• _Record excerpts_
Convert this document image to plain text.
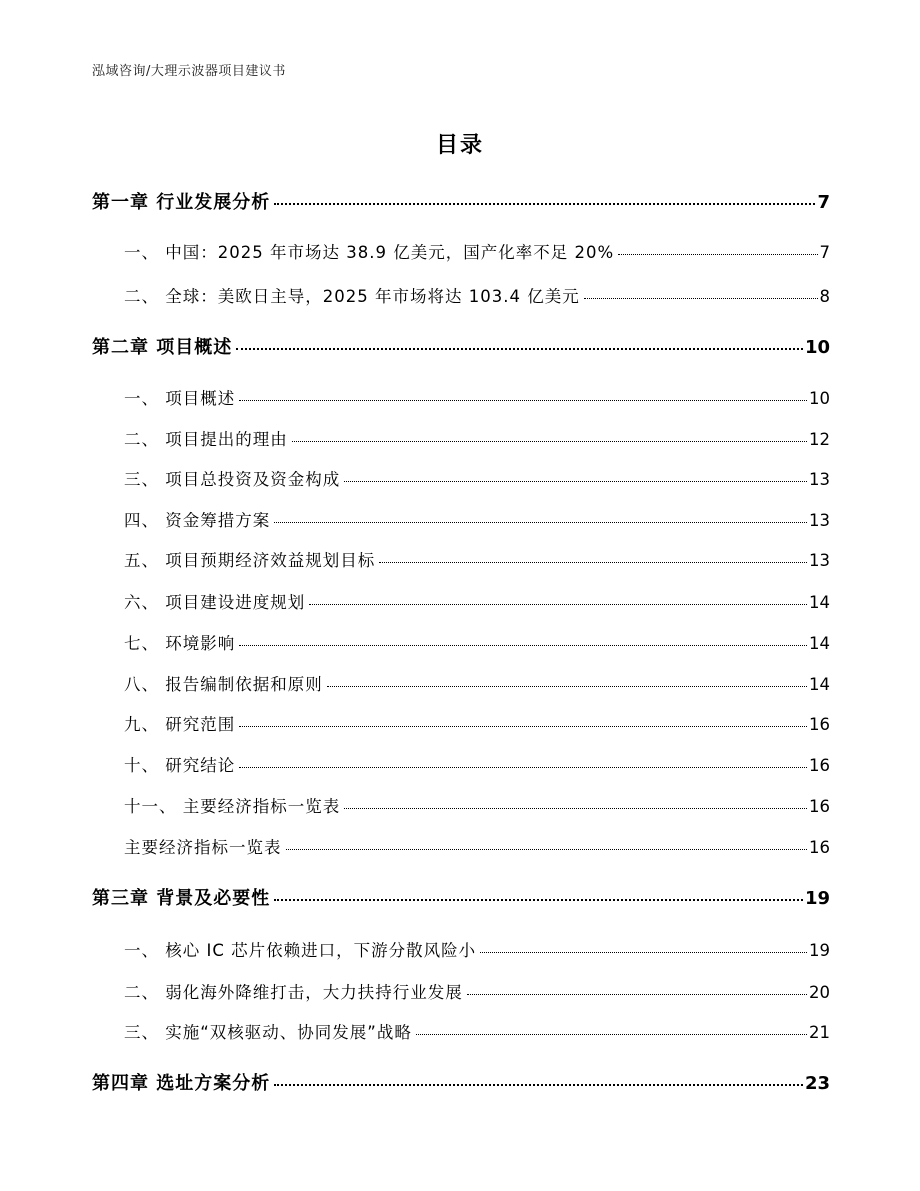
泓域咨询/大理示波器项目建议书
目录
第一章 行业发展分析	7
一、 中国：2025 年市场达 38.9 亿美元，国产化率不足 20%	7
二、 全球：美欧日主导，2025 年市场将达 103.4 亿美元	8
第二章 项目概述	10
一、 项目概述	10
二、 项目提出的理由	12
三、 项目总投资及资金构成	13
四、 资金筹措方案	13
五、 项目预期经济效益规划目标	13
六、 项目建设进度规划	14
七、 环境影响	14
八、 报告编制依据和原则	14
九、 研究范围	16
十、 研究结论	16
十一、 主要经济指标一览表	16
主要经济指标一览表	16
第三章 背景及必要性	19
一、 核心 IC 芯片依赖进口，下游分散风险小	19
二、 弱化海外降维打击，大力扶持行业发展	20
三、 实施“双核驱动、协同发展”战略	21
第四章 选址方案分析	23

• _Task brief_
Transcribe every entry above exactly. Omit all pictures.

• _Written reply_
Convert this document image to plain text.
泓域咨询/大理示波器项目建议书
目录
第一章 行业发展分析	7
一、 中国：2025 年市场达 38.9 亿美元，国产化率不足 20%	7
二、 全球：美欧日主导，2025 年市场将达 103.4 亿美元	8
第二章 项目概述	10
一、 项目概述	10
二、 项目提出的理由	12
三、 项目总投资及资金构成	13
四、 资金筹措方案	13
五、 项目预期经济效益规划目标	13
六、 项目建设进度规划	14
七、 环境影响	14
八、 报告编制依据和原则	14
九、 研究范围	16
十、 研究结论	16
十一、 主要经济指标一览表	16
主要经济指标一览表	16
第三章 背景及必要性	19
一、 核心 IC 芯片依赖进口，下游分散风险小	19
二、 弱化海外降维打击，大力扶持行业发展	20
三、 实施“双核驱动、协同发展”战略	21
第四章 选址方案分析	23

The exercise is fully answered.